[Provided information]:

## BEGIN

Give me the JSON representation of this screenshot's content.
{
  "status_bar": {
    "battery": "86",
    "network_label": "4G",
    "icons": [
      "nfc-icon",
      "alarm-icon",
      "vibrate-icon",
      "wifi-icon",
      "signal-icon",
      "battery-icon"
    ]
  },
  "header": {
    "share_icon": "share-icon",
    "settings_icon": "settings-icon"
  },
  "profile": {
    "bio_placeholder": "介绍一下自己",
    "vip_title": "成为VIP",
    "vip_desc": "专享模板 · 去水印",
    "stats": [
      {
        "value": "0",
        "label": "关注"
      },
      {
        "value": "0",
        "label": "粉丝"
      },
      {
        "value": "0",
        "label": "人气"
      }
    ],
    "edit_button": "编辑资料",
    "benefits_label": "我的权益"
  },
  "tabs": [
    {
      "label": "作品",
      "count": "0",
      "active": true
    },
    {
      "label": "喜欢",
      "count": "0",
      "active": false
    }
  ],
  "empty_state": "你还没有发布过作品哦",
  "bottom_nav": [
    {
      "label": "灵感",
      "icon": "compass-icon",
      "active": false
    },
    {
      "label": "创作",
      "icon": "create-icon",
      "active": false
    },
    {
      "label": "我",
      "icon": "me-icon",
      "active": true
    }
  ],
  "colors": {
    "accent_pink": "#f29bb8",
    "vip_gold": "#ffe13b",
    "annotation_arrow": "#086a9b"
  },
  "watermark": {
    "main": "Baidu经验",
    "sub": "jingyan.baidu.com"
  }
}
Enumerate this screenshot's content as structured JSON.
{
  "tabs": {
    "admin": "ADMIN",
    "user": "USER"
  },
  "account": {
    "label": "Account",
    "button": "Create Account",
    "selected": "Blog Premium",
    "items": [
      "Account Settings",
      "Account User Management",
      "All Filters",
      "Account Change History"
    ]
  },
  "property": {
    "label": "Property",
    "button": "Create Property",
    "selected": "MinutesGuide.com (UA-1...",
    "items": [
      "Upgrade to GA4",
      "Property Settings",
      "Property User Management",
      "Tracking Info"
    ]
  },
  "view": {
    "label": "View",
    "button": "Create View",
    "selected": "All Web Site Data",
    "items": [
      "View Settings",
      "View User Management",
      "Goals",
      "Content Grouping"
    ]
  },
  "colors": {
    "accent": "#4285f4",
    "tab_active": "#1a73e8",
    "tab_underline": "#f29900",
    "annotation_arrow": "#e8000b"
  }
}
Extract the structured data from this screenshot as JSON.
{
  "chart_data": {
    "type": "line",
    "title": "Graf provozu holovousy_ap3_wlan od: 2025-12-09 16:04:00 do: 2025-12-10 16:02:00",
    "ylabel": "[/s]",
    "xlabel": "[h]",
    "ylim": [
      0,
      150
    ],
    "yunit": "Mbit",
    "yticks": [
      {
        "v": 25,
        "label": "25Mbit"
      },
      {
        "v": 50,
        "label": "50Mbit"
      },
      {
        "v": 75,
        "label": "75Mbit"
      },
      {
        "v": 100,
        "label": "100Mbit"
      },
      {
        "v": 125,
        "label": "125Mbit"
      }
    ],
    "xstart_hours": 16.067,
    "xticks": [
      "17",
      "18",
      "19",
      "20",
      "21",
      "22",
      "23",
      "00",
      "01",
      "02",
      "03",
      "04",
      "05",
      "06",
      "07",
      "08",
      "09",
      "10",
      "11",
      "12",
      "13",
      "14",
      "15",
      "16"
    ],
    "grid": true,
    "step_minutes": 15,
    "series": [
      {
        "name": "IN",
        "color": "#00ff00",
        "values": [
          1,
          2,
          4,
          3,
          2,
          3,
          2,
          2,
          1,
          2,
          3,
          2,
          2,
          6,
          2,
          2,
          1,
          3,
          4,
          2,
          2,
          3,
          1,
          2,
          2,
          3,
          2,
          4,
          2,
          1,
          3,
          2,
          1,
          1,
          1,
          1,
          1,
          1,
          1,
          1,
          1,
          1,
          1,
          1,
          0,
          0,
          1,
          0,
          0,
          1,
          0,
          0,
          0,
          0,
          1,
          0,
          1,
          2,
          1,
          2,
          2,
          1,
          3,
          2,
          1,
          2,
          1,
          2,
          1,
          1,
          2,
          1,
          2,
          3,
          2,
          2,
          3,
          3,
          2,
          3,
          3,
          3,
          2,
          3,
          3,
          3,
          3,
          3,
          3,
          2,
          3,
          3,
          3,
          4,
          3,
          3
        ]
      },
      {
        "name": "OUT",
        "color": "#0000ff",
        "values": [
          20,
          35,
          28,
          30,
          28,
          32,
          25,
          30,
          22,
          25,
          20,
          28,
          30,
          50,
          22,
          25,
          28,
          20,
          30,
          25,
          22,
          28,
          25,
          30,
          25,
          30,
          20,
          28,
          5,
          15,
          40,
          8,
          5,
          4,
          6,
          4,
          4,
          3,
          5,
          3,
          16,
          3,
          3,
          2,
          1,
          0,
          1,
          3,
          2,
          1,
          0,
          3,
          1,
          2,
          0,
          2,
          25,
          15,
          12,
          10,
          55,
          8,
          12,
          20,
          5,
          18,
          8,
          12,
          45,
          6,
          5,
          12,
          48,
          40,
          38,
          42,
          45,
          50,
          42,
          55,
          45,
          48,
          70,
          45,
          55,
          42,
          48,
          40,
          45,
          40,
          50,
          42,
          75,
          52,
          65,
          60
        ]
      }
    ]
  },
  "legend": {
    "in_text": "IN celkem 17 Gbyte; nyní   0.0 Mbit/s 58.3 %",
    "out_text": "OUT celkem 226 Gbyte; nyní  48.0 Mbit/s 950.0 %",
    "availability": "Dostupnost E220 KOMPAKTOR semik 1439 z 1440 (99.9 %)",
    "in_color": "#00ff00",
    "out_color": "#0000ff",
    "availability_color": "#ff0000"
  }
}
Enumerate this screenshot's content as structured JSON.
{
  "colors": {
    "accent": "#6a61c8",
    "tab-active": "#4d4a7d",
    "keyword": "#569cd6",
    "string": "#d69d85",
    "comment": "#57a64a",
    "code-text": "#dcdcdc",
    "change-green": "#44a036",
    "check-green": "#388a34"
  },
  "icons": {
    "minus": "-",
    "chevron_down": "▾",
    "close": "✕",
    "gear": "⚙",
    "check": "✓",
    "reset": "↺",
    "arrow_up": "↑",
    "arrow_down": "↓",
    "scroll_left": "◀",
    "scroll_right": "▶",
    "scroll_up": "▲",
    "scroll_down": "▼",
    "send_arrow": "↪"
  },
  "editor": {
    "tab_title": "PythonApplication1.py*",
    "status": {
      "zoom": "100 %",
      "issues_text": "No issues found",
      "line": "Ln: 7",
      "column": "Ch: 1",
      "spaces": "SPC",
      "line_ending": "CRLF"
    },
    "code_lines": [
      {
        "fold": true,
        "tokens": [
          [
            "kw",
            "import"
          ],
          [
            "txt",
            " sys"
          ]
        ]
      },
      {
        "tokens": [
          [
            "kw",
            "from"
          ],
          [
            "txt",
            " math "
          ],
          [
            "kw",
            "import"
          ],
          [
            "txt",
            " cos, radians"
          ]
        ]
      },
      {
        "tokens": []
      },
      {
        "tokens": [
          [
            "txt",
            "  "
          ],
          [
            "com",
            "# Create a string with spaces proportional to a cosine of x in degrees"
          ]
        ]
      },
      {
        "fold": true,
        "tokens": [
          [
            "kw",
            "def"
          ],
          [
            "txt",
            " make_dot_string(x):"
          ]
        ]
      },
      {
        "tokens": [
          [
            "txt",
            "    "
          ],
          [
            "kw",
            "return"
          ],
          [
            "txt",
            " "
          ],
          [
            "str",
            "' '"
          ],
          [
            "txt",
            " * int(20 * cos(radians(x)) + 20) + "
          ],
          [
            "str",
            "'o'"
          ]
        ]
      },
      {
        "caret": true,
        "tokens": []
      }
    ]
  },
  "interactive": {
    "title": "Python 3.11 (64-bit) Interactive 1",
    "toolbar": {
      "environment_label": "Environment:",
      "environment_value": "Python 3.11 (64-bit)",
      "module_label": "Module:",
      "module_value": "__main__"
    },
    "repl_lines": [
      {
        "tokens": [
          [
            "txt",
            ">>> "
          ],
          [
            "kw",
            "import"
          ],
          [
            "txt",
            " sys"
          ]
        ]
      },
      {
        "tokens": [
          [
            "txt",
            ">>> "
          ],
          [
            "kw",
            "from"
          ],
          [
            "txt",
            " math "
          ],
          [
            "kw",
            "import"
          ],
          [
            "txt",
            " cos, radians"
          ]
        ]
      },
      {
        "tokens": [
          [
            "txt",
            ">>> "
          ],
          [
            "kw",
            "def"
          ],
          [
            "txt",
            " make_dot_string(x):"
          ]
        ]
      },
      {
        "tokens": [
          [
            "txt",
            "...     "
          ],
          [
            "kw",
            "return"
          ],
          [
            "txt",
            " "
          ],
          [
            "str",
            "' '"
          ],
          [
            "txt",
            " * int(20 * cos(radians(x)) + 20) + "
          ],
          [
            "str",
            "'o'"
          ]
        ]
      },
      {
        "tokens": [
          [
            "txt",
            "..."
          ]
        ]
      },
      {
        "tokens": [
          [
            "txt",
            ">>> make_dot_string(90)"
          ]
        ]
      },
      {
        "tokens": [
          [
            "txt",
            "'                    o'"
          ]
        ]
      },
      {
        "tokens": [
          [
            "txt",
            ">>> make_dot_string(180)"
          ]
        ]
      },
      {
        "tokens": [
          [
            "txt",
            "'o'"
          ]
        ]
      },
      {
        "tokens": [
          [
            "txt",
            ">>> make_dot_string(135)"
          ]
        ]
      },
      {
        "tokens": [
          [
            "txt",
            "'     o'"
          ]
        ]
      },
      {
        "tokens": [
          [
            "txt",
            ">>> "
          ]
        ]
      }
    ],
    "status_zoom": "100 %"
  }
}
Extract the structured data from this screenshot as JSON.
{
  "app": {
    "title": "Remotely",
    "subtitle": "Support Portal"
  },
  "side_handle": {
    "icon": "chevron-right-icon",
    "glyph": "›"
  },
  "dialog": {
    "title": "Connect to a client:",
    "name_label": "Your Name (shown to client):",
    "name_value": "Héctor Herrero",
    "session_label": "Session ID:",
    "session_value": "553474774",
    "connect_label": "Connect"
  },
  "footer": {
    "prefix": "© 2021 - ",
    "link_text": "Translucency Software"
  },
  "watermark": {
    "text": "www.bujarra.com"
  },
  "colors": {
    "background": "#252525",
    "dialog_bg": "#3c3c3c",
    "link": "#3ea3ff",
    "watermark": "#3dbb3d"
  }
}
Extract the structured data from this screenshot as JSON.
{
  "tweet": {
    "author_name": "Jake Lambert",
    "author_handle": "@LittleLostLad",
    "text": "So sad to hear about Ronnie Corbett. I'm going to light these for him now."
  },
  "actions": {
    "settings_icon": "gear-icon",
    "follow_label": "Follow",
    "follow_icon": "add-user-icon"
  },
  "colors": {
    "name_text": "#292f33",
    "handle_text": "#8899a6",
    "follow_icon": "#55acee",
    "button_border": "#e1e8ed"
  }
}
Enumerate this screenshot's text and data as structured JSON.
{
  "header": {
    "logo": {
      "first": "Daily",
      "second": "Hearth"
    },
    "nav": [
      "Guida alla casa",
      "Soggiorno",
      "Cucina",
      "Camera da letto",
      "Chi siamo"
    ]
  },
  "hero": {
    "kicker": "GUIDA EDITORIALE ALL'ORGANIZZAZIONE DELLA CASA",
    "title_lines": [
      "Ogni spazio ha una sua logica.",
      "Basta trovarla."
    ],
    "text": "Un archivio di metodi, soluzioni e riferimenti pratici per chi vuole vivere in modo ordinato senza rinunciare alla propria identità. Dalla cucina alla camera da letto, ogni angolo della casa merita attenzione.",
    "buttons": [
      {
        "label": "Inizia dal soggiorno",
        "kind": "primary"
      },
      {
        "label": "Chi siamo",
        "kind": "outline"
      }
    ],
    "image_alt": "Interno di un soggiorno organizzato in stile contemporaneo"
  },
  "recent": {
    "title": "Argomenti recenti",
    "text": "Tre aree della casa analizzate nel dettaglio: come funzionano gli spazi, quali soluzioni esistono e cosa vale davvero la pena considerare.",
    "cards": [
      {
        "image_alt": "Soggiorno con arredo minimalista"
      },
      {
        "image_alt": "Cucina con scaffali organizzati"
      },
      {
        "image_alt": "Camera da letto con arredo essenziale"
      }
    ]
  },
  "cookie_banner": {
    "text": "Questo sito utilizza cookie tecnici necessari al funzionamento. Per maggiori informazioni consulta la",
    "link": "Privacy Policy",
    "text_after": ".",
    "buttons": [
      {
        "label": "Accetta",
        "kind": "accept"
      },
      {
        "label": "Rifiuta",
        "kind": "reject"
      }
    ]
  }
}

## END

Pick out each line that holds the string "Management".

[Answer to the exercise]:
      "Account User Management",
      "Property User Management",
      "View User Management",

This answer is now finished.